Given problem:
Search the listing below for "depth". Copy each matching line.

----- Data shown

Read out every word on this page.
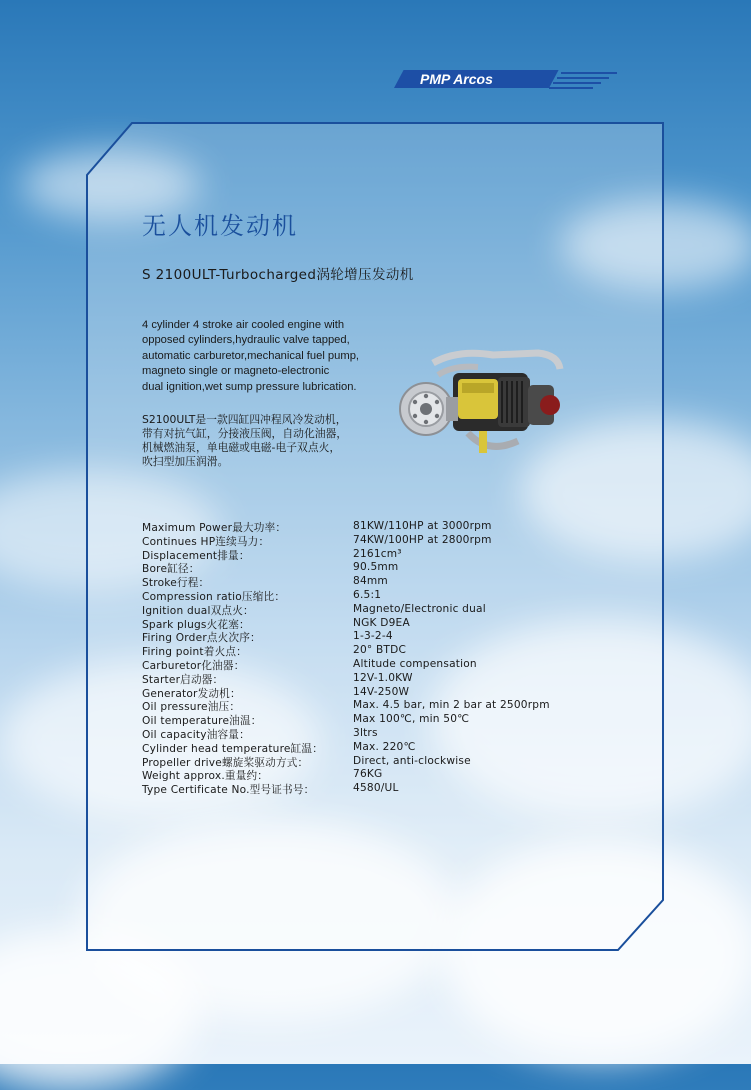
PMP Arcos
无人机发动机
S 2100ULT-Turbocharged涡轮增压发动机
4 cylinder 4 stroke air cooled engine with
opposed cylinders,hydraulic valve tapped,
automatic carburetor,mechanical fuel pump,
magneto single or magneto-electronic
dual ignition,wet sump pressure lubrication.
S2100ULT是一款四缸四冲程风冷发动机，
带有对抗气缸，分接液压阀，自动化油器，
机械燃油泵，单电磁或电磁-电子双点火，
吹扫型加压润滑。
Maximum Power最大功率：	81KW/110HP at 3000rpm
Continues HP连续马力：	74KW/100HP at 2800rpm
Displacement排量：	2161cm³
Bore缸径：	90.5mm
Stroke行程：	84mm
Compression ratio压缩比：	6.5:1
Ignition dual双点火：	Magneto/Electronic dual
Spark plugs火花塞：	NGK D9EA
Firing Order点火次序：	1-3-2-4
Firing point着火点：	20° BTDC
Carburetor化油器：	Altitude compensation
Starter启动器：	12V-1.0KW
Generator发动机：	14V-250W
Oil pressure油压：	Max. 4.5 bar, min 2 bar at 2500rpm
Oil temperature油温：	Max 100℃, min 50℃
Oil capacity油容量：	3ltrs
Cylinder head temperature缸温：	Max. 220℃
Propeller drive螺旋桨驱动方式：	Direct, anti-clockwise
Weight approx.重量约：	76KG
Type Certificate No.型号证书号：	4580/UL
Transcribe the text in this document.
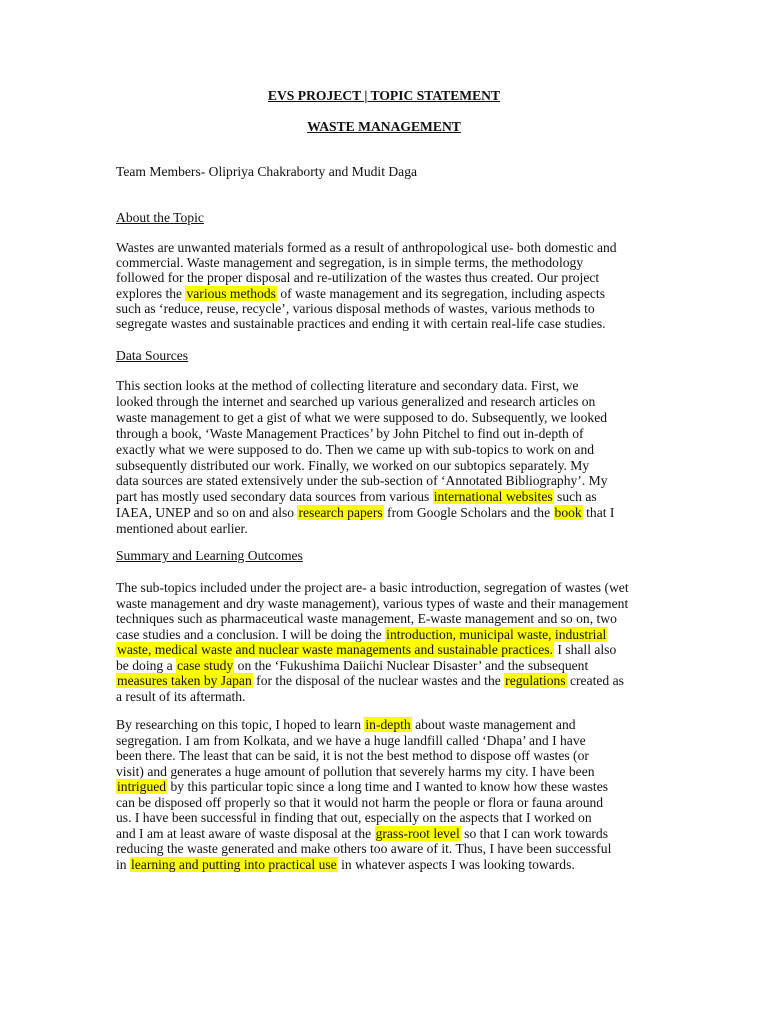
EVS PROJECT | TOPIC STATEMENT
WASTE MANAGEMENT
Team Members- Olipriya Chakraborty and Mudit Daga
About the Topic
Wastes are unwanted materials formed as a result of anthropological use- both domestic and
commercial. Waste management and segregation, is in simple terms, the methodology
followed for the proper disposal and re-utilization of the wastes thus created. Our project
explores the various methods of waste management and its segregation, including aspects
such as ‘reduce, reuse, recycle’, various disposal methods of wastes, various methods to
segregate wastes and sustainable practices and ending it with certain real-life case studies.
Data Sources
This section looks at the method of collecting literature and secondary data. First, we
looked through the internet and searched up various generalized and research articles on
waste management to get a gist of what we were supposed to do. Subsequently, we looked
through a book, ‘Waste Management Practices’ by John Pitchel to find out in-depth of
exactly what we were supposed to do. Then we came up with sub-topics to work on and
subsequently distributed our work. Finally, we worked on our subtopics separately. My
data sources are stated extensively under the sub-section of ‘Annotated Bibliography’. My
part has mostly used secondary data sources from various international websites such as
IAEA, UNEP and so on and also research papers from Google Scholars and the book that I
mentioned about earlier.
Summary and Learning Outcomes
The sub-topics included under the project are- a basic introduction, segregation of wastes (wet
waste management and dry waste management), various types of waste and their management
techniques such as pharmaceutical waste management, E-waste management and so on, two
case studies and a conclusion. I will be doing the introduction, municipal waste, industrial
waste, medical waste and nuclear waste managements and sustainable practices. I shall also
be doing a case study on the ‘Fukushima Daiichi Nuclear Disaster’ and the subsequent
measures taken by Japan for the disposal of the nuclear wastes and the regulations created as
a result of its aftermath.
By researching on this topic, I hoped to learn in-depth about waste management and
segregation. I am from Kolkata, and we have a huge landfill called ‘Dhapa’ and I have
been there. The least that can be said, it is not the best method to dispose off wastes (or
visit) and generates a huge amount of pollution that severely harms my city. I have been
intrigued by this particular topic since a long time and I wanted to know how these wastes
can be disposed off properly so that it would not harm the people or flora or fauna around
us. I have been successful in finding that out, especially on the aspects that I worked on
and I am at least aware of waste disposal at the grass-root level so that I can work towards
reducing the waste generated and make others too aware of it. Thus, I have been successful
in learning and putting into practical use in whatever aspects I was looking towards.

----------

Answer to this problem:
through a book, ‘Waste Management Practices’ by John Pitchel to find out in-depth of
By researching on this topic, I hoped to learn in-depth about waste management and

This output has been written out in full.